WRITTEN TASK: Where a line contains the word "Workhouse", copy that line.
++++ ITEMS ++++
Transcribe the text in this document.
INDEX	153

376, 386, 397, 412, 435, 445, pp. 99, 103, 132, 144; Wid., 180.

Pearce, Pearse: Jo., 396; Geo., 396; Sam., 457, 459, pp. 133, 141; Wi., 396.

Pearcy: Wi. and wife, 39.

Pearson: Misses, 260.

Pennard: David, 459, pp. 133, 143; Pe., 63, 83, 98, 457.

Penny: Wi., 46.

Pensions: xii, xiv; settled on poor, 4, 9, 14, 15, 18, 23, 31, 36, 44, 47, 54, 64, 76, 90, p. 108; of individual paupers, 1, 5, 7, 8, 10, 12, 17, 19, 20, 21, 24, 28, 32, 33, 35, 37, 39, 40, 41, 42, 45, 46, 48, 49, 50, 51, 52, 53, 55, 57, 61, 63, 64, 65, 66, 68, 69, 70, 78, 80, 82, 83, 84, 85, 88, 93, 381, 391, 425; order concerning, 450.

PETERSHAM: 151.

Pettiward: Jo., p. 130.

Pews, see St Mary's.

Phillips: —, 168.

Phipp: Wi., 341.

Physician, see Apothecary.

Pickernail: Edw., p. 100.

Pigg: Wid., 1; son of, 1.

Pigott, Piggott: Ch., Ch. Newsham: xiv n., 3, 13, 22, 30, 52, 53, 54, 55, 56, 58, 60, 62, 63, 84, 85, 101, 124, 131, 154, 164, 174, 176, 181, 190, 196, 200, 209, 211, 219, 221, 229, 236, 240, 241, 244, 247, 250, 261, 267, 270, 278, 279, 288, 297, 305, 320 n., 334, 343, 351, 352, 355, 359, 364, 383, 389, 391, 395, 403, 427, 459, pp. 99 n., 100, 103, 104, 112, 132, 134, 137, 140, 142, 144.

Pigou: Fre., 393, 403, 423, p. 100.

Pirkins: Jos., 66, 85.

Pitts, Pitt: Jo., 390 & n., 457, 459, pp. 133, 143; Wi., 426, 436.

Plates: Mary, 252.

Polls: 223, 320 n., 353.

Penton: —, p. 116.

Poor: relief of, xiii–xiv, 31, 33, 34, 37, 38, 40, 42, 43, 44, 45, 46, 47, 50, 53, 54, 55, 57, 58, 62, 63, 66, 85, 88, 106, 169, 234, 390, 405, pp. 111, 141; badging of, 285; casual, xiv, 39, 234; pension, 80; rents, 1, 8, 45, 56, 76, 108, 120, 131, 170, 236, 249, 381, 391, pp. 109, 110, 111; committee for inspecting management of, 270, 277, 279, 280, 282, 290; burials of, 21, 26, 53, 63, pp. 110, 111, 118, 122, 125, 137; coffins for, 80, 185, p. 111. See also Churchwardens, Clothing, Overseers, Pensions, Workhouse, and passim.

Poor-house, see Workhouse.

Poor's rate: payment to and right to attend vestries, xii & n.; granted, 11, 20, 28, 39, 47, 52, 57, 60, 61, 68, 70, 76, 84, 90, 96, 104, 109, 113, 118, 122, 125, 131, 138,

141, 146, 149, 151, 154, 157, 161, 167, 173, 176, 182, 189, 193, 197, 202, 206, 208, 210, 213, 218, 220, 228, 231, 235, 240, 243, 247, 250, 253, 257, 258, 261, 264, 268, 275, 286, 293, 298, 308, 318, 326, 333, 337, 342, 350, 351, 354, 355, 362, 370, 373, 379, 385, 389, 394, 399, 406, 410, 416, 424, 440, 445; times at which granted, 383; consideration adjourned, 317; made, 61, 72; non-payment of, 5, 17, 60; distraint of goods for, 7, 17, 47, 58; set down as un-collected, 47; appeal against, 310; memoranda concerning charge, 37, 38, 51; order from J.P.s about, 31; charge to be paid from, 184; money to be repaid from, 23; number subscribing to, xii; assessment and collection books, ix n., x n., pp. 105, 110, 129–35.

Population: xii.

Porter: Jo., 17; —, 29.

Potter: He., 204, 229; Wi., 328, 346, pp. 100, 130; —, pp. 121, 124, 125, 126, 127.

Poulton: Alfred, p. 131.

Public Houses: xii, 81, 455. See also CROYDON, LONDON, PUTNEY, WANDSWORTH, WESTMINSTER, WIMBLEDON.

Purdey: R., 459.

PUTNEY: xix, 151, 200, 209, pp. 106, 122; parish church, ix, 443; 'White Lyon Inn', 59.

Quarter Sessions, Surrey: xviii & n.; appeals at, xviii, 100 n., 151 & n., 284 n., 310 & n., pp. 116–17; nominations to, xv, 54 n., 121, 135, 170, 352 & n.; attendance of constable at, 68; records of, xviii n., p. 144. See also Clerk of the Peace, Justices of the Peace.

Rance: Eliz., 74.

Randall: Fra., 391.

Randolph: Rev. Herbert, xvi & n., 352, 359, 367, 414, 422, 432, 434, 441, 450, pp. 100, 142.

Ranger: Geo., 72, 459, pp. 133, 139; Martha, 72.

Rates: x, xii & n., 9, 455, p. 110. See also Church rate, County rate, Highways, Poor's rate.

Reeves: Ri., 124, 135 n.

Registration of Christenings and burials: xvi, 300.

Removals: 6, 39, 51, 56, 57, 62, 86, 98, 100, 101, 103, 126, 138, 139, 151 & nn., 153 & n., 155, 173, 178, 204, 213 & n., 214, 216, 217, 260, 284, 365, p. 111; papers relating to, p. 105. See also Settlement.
++++
RESPONSE TO THE TASK:
Poor: relief of, xiii–xiv, 31, 33, 34, 37, 38, 40, 42, 43, 44, 45, 46, 47, 50, 53, 54, 55, 57, 58, 62, 63, 66, 85, 88, 106, 169, 234, 390, 405, pp. 111, 141; badging of, 285; casual, xiv, 39, 234; pension, 80; rents, 1, 8, 45, 56, 76, 108, 120, 131, 170, 236, 249, 381, 391, pp. 109, 110, 111; committee for inspecting management of, 270, 277, 279, 280, 282, 290; burials of, 21, 26, 53, 63, pp. 110, 111, 118, 122, 125, 137; coffins for, 80, 185, p. 111. See also Churchwardens, Clothing, Overseers, Pensions, Workhouse, and passim.
Poor-house, see Workhouse.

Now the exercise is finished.